━━ Records provided

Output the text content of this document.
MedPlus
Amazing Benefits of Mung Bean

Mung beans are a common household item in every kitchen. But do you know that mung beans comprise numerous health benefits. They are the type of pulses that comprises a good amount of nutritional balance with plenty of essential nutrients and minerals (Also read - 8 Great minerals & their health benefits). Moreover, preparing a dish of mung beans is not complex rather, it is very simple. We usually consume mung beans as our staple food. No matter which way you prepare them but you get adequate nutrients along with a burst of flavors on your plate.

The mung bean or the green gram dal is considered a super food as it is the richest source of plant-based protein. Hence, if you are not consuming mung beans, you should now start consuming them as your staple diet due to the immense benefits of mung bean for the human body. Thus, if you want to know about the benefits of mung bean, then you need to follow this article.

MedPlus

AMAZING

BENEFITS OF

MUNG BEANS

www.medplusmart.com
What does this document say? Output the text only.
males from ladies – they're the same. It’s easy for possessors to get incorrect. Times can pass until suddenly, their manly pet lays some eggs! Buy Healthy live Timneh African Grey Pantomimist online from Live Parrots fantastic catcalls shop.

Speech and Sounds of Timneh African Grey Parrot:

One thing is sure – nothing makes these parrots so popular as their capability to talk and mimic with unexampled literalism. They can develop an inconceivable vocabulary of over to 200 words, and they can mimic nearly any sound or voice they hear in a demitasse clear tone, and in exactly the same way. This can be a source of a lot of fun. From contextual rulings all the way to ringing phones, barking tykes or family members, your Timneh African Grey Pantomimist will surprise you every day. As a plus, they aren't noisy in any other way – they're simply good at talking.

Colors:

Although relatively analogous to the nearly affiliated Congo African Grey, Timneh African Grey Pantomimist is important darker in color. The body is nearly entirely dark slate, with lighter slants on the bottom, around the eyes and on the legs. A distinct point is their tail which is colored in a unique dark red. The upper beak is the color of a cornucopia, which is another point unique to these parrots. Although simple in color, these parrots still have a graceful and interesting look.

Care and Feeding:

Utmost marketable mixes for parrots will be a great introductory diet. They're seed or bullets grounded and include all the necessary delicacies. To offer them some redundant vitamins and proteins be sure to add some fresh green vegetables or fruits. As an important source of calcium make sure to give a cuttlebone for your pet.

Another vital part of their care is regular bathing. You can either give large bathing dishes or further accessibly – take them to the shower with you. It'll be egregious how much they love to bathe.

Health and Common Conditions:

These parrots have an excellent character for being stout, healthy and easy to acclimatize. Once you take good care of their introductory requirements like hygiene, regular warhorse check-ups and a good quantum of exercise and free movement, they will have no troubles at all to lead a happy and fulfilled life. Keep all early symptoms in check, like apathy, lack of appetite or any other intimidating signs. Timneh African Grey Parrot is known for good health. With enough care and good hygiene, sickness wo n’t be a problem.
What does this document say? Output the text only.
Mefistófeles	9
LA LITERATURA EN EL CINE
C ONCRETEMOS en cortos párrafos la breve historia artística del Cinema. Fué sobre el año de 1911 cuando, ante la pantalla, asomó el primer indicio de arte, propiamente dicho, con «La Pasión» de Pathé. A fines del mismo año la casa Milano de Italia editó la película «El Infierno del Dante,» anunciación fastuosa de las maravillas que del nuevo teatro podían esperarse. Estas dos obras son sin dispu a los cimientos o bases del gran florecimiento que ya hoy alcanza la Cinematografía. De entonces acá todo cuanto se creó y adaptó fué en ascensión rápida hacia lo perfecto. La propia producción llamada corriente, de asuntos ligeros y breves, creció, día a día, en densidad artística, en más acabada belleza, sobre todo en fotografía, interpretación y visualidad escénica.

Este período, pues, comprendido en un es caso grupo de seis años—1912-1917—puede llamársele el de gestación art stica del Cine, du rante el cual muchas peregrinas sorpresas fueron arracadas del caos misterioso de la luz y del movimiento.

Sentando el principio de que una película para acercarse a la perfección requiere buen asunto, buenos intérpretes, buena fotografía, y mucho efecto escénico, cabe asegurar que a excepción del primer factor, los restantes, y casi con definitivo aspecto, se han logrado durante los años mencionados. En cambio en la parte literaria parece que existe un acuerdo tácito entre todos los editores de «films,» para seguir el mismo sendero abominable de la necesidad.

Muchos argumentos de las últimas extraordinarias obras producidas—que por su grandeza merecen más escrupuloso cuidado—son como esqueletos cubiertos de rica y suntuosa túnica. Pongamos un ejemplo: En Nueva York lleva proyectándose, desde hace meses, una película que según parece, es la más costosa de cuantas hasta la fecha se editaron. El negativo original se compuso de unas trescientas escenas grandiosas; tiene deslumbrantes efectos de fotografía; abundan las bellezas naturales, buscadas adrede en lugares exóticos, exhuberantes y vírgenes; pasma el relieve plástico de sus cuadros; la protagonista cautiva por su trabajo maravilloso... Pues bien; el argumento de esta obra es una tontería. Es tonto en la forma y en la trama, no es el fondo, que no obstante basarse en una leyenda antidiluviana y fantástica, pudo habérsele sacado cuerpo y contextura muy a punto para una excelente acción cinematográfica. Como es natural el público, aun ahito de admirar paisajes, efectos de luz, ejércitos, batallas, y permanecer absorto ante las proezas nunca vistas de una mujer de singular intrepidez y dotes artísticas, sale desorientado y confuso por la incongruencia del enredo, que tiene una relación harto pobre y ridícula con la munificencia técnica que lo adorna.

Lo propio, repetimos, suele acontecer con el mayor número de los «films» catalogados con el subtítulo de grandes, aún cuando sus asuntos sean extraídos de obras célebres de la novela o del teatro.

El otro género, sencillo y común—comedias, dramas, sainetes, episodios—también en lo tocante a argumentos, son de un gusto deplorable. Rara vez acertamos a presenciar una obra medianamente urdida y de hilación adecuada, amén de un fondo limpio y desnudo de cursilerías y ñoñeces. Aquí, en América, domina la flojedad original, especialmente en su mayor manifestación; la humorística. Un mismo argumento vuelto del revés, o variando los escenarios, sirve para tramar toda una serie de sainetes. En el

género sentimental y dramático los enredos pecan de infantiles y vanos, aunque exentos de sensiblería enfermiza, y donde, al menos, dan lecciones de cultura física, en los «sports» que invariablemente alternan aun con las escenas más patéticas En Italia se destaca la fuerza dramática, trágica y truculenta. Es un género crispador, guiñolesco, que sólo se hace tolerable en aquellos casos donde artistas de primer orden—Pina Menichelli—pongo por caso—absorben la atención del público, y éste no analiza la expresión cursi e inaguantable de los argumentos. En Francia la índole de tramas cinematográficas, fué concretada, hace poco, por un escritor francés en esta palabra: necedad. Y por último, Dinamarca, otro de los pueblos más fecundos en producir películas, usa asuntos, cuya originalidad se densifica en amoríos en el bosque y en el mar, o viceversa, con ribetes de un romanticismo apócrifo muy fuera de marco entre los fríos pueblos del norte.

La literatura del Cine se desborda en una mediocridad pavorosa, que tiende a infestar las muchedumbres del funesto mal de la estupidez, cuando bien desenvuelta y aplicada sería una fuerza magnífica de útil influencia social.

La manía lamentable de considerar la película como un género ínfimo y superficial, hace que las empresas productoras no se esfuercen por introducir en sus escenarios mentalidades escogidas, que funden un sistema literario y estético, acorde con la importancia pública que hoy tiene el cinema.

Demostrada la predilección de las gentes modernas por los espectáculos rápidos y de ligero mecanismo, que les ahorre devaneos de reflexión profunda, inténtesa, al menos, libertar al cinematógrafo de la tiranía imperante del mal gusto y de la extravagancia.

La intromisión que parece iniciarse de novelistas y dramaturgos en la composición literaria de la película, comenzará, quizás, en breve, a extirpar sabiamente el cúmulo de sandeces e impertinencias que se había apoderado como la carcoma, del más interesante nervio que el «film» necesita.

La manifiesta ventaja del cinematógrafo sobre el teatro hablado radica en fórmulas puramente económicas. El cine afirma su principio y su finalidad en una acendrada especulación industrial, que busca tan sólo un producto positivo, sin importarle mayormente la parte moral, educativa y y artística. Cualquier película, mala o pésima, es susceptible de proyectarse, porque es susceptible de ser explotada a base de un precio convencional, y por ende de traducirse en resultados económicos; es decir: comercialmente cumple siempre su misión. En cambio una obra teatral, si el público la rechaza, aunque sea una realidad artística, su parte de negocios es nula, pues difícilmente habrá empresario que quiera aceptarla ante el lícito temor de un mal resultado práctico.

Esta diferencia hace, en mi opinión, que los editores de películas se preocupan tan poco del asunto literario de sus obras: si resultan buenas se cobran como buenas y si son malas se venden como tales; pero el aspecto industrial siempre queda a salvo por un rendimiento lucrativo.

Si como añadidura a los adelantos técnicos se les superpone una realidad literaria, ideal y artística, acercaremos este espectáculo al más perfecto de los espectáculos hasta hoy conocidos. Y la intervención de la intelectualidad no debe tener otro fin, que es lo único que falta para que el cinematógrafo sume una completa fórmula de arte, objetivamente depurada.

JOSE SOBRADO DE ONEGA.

━━━━

- [Task to complete] Within the entries above, find the string "breve" and return each line that holds it.

- [Reply to the exercise]
C ONCRETEMOS en cortos párrafos la breve historia artística del Cinema. Fué sobre el año de 1911 cuando, ante la pantalla, asomó el primer indicio de arte, propiamente dicho, con «La Pasión» de Pathé. A fines del mismo año la casa Milano de Italia editó la película «El Infierno del Dante,» anunciación fastuosa de las maravillas que del nuevo teatro podían esperarse. Estas dos obras son sin dispu a los cimientos o bases del gran florecimiento que ya hoy alcanza la Cinematografía. De entonces acá todo cuanto se creó y adaptó fué en ascensión rápida hacia lo perfecto. La propia producción llamada corriente, de asuntos ligeros y breves, creció, día a día, en densidad artística, en más acabada belleza, sobre todo en fotografía, interpretación y visualidad escénica.
La intromisión que parece iniciarse de novelistas y dramaturgos en la composición literaria de la película, comenzará, quizás, en breve, a extirpar sabiamente el cúmulo de sandeces e impertinencias que se había apoderado como la carcoma, del más interesante nervio que el «film» necesita.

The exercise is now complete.